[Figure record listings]

........

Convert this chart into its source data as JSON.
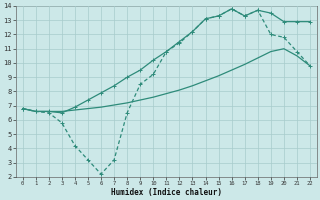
{
  "xlabel": "Humidex (Indice chaleur)",
  "background_color": "#cce8e8",
  "grid_color": "#a8cccc",
  "line_color": "#2e8b7a",
  "xlim": [
    -0.5,
    22.5
  ],
  "ylim": [
    2,
    14
  ],
  "xticks": [
    0,
    1,
    2,
    3,
    4,
    5,
    6,
    7,
    8,
    9,
    10,
    11,
    12,
    13,
    14,
    15,
    16,
    17,
    18,
    19,
    20,
    21,
    22
  ],
  "yticks": [
    2,
    3,
    4,
    5,
    6,
    7,
    8,
    9,
    10,
    11,
    12,
    13,
    14
  ],
  "line1_x": [
    0,
    1,
    2,
    3,
    4,
    5,
    6,
    7,
    8,
    9,
    10,
    11,
    12,
    13,
    14,
    15,
    16,
    17,
    18,
    19,
    20,
    21,
    22
  ],
  "line1_y": [
    6.8,
    6.6,
    6.6,
    6.6,
    6.7,
    6.8,
    6.9,
    7.05,
    7.2,
    7.4,
    7.6,
    7.85,
    8.1,
    8.4,
    8.75,
    9.1,
    9.5,
    9.9,
    10.35,
    10.8,
    11.0,
    10.5,
    9.8
  ],
  "line2_x": [
    0,
    1,
    2,
    3,
    4,
    5,
    6,
    7,
    8,
    9,
    10,
    11,
    12,
    13,
    14,
    15,
    16,
    17,
    18,
    19,
    20,
    21,
    22
  ],
  "line2_y": [
    6.8,
    6.6,
    6.6,
    6.5,
    6.9,
    7.4,
    7.9,
    8.4,
    9.0,
    9.5,
    10.2,
    10.8,
    11.5,
    12.2,
    13.1,
    13.3,
    13.8,
    13.3,
    13.7,
    13.5,
    12.9,
    12.9,
    12.9
  ],
  "line3_x": [
    0,
    1,
    2,
    3,
    4,
    5,
    6,
    7,
    8,
    9,
    10,
    11,
    12,
    13,
    14,
    15,
    16,
    17,
    18,
    19,
    20,
    21,
    22
  ],
  "line3_y": [
    6.8,
    6.6,
    6.5,
    5.8,
    4.2,
    3.2,
    2.2,
    3.2,
    6.5,
    8.5,
    9.2,
    10.8,
    11.4,
    12.2,
    13.1,
    13.3,
    13.8,
    13.3,
    13.7,
    12.0,
    11.8,
    10.8,
    9.8
  ]
}
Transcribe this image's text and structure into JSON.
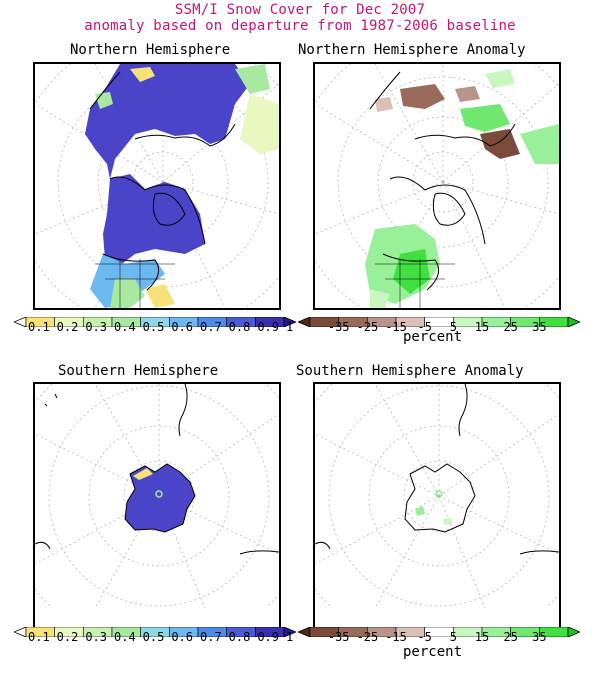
{
  "header": {
    "title_line1": "SSM/I Snow Cover for Dec 2007",
    "title_line2": "anomaly based on departure from 1987-2006 baseline"
  },
  "panels": {
    "nh": {
      "title": "Northern Hemisphere"
    },
    "nh_anom": {
      "title": "Northern Hemisphere Anomaly"
    },
    "sh": {
      "title": "Southern Hemisphere"
    },
    "sh_anom": {
      "title": "Southern Hemisphere Anomaly"
    }
  },
  "colorbars": {
    "cover": {
      "labels": [
        "0.1",
        "0.2",
        "0.3",
        "0.4",
        "0.5",
        "0.6",
        "0.7",
        "0.8",
        "0.9",
        "1"
      ],
      "colors": [
        "#ffffff",
        "#f7e27a",
        "#e8f8c0",
        "#c8f0b0",
        "#a8e8a0",
        "#8cd8e8",
        "#6cb8f0",
        "#4c8ce8",
        "#4c5ad8",
        "#3a2fb0",
        "#2a1a90"
      ]
    },
    "anomaly": {
      "labels": [
        "-35",
        "-25",
        "-15",
        "-5",
        "5",
        "15",
        "25",
        "35"
      ],
      "colors": [
        "#4a2a1a",
        "#7a4a3a",
        "#9a6a5a",
        "#b8948a",
        "#dcc0b8",
        "#ffffff",
        "#c8f8c0",
        "#98f098",
        "#70e870",
        "#40e040",
        "#20c020"
      ],
      "unit": "percent"
    }
  },
  "legend_colors": {
    "snow_full": "#4a44c8",
    "snow_partial": "#4c8ce8",
    "positive_anomaly": "#6ee06e",
    "negative_anomaly": "#8a5a4a",
    "title_color": "#cc1177"
  }
}
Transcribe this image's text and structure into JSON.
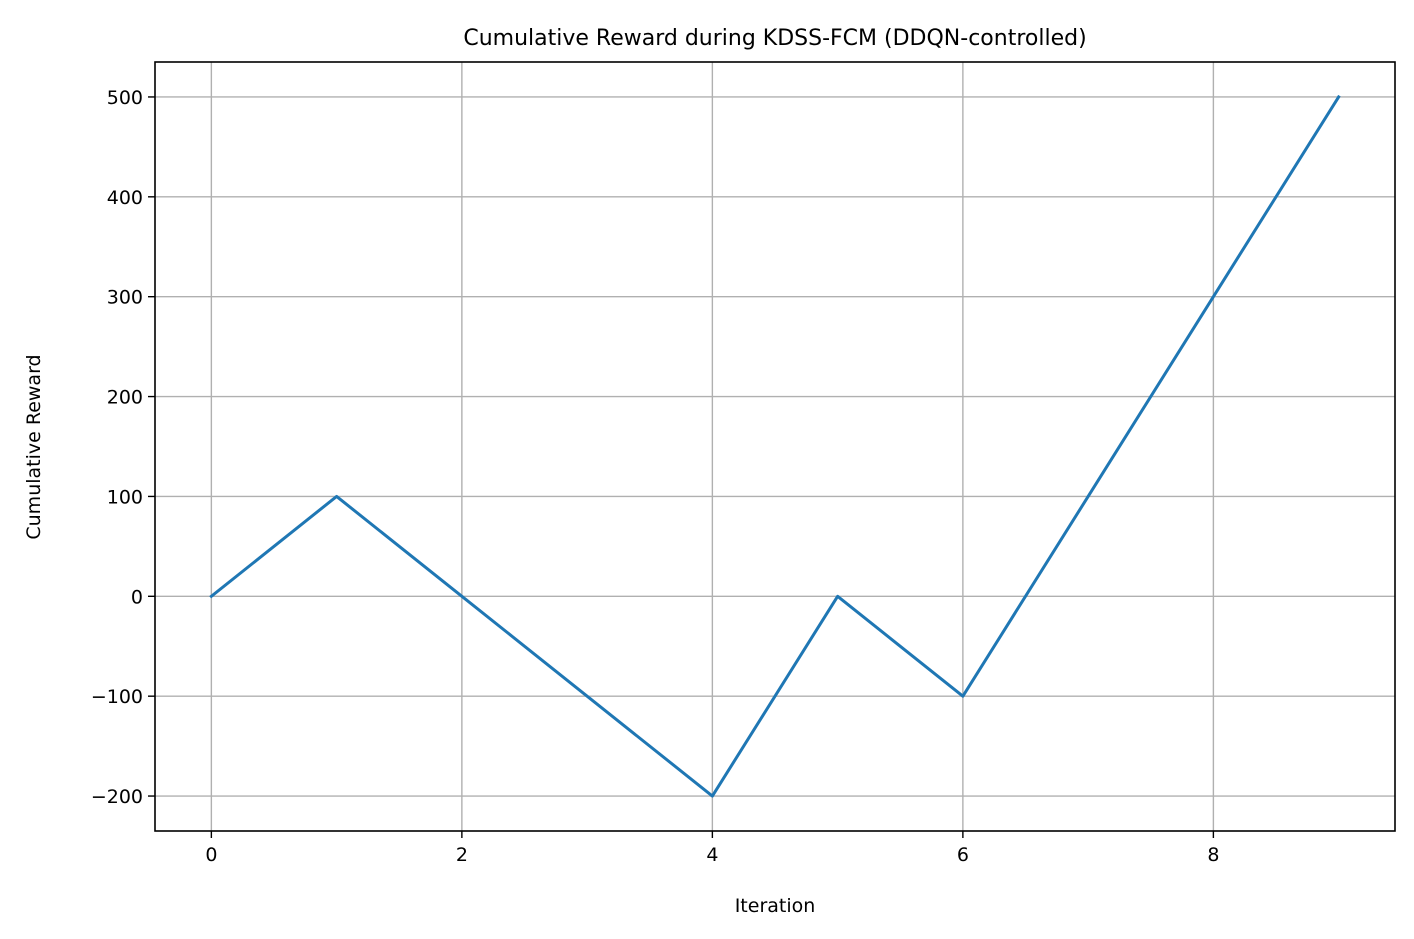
{
  "chart_data": {
    "type": "line",
    "title": "Cumulative Reward during KDSS-FCM (DDQN-controlled)",
    "xlabel": "Iteration",
    "ylabel": "Cumulative Reward",
    "x": [
      0,
      1,
      2,
      3,
      4,
      5,
      6,
      7,
      8,
      9
    ],
    "series": [
      {
        "values": [
          0,
          100,
          0,
          -100,
          -200,
          0,
          -100,
          100,
          300,
          500
        ],
        "color": "#1f77b4"
      }
    ],
    "xticks": [
      0,
      2,
      4,
      6,
      8
    ],
    "xtick_labels": [
      "0",
      "2",
      "4",
      "6",
      "8"
    ],
    "yticks": [
      -200,
      -100,
      0,
      100,
      200,
      300,
      400,
      500
    ],
    "ytick_labels": [
      "−200",
      "−100",
      "0",
      "100",
      "200",
      "300",
      "400",
      "500"
    ],
    "xlim": [
      -0.45,
      9.45
    ],
    "ylim": [
      -235,
      535
    ],
    "grid": true,
    "legend": "none"
  }
}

........

[Task description]:
Leave out the pictures and transcribe everything else exactly.

[Written reply]:
Convert this chart into its source data as JSON.
{
  "xlabel": "Humidex (Indice chaleur)",
  "background_color": "#cce8e8",
  "grid_color": "#a8cccc",
  "line_color": "#2e8b7a",
  "xlim": [
    -0.5,
    22.5
  ],
  "ylim": [
    2,
    14
  ],
  "xticks": [
    0,
    1,
    2,
    3,
    4,
    5,
    6,
    7,
    8,
    9,
    10,
    11,
    12,
    13,
    14,
    15,
    16,
    17,
    18,
    19,
    20,
    21,
    22
  ],
  "yticks": [
    2,
    3,
    4,
    5,
    6,
    7,
    8,
    9,
    10,
    11,
    12,
    13,
    14
  ],
  "line1_x": [
    0,
    1,
    2,
    3,
    4,
    5,
    6,
    7,
    8,
    9,
    10,
    11,
    12,
    13,
    14,
    15,
    16,
    17,
    18,
    19,
    20,
    21,
    22
  ],
  "line1_y": [
    6.8,
    6.6,
    6.6,
    6.6,
    6.7,
    6.8,
    6.9,
    7.05,
    7.2,
    7.4,
    7.6,
    7.85,
    8.1,
    8.4,
    8.75,
    9.1,
    9.5,
    9.9,
    10.35,
    10.8,
    11.0,
    10.5,
    9.8
  ],
  "line2_x": [
    0,
    1,
    2,
    3,
    4,
    5,
    6,
    7,
    8,
    9,
    10,
    11,
    12,
    13,
    14,
    15,
    16,
    17,
    18,
    19,
    20,
    21,
    22
  ],
  "line2_y": [
    6.8,
    6.6,
    6.6,
    6.5,
    6.9,
    7.4,
    7.9,
    8.4,
    9.0,
    9.5,
    10.2,
    10.8,
    11.5,
    12.2,
    13.1,
    13.3,
    13.8,
    13.3,
    13.7,
    13.5,
    12.9,
    12.9,
    12.9
  ],
  "line3_x": [
    0,
    1,
    2,
    3,
    4,
    5,
    6,
    7,
    8,
    9,
    10,
    11,
    12,
    13,
    14,
    15,
    16,
    17,
    18,
    19,
    20,
    21,
    22
  ],
  "line3_y": [
    6.8,
    6.6,
    6.5,
    5.8,
    4.2,
    3.2,
    2.2,
    3.2,
    6.5,
    8.5,
    9.2,
    10.8,
    11.4,
    12.2,
    13.1,
    13.3,
    13.8,
    13.3,
    13.7,
    12.0,
    11.8,
    10.8,
    9.8
  ]
}
Transcribe this image's text and structure into JSON.
{
  "header": {
    "title_line1": "SSM/I Snow Cover for Dec 2007",
    "title_line2": "anomaly based on departure from 1987-2006 baseline"
  },
  "panels": {
    "nh": {
      "title": "Northern Hemisphere"
    },
    "nh_anom": {
      "title": "Northern Hemisphere Anomaly"
    },
    "sh": {
      "title": "Southern Hemisphere"
    },
    "sh_anom": {
      "title": "Southern Hemisphere Anomaly"
    }
  },
  "colorbars": {
    "cover": {
      "labels": [
        "0.1",
        "0.2",
        "0.3",
        "0.4",
        "0.5",
        "0.6",
        "0.7",
        "0.8",
        "0.9",
        "1"
      ],
      "colors": [
        "#ffffff",
        "#f7e27a",
        "#e8f8c0",
        "#c8f0b0",
        "#a8e8a0",
        "#8cd8e8",
        "#6cb8f0",
        "#4c8ce8",
        "#4c5ad8",
        "#3a2fb0",
        "#2a1a90"
      ]
    },
    "anomaly": {
      "labels": [
        "-35",
        "-25",
        "-15",
        "-5",
        "5",
        "15",
        "25",
        "35"
      ],
      "colors": [
        "#4a2a1a",
        "#7a4a3a",
        "#9a6a5a",
        "#b8948a",
        "#dcc0b8",
        "#ffffff",
        "#c8f8c0",
        "#98f098",
        "#70e870",
        "#40e040",
        "#20c020"
      ],
      "unit": "percent"
    }
  },
  "legend_colors": {
    "snow_full": "#4a44c8",
    "snow_partial": "#4c8ce8",
    "positive_anomaly": "#6ee06e",
    "negative_anomaly": "#8a5a4a",
    "title_color": "#cc1177"
  }
}
Transcribe this image's text and structure into JSON.
{
  "chart_data": {
    "type": "line",
    "title": "Cumulative Reward during KDSS-FCM (DDQN-controlled)",
    "xlabel": "Iteration",
    "ylabel": "Cumulative Reward",
    "x": [
      0,
      1,
      2,
      3,
      4,
      5,
      6,
      7,
      8,
      9
    ],
    "series": [
      {
        "values": [
          0,
          100,
          0,
          -100,
          -200,
          0,
          -100,
          100,
          300,
          500
        ],
        "color": "#1f77b4"
      }
    ],
    "xticks": [
      0,
      2,
      4,
      6,
      8
    ],
    "xtick_labels": [
      "0",
      "2",
      "4",
      "6",
      "8"
    ],
    "yticks": [
      -200,
      -100,
      0,
      100,
      200,
      300,
      400,
      500
    ],
    "ytick_labels": [
      "−200",
      "−100",
      "0",
      "100",
      "200",
      "300",
      "400",
      "500"
    ],
    "xlim": [
      -0.45,
      9.45
    ],
    "ylim": [
      -235,
      535
    ],
    "grid": true,
    "legend": "none"
  }
}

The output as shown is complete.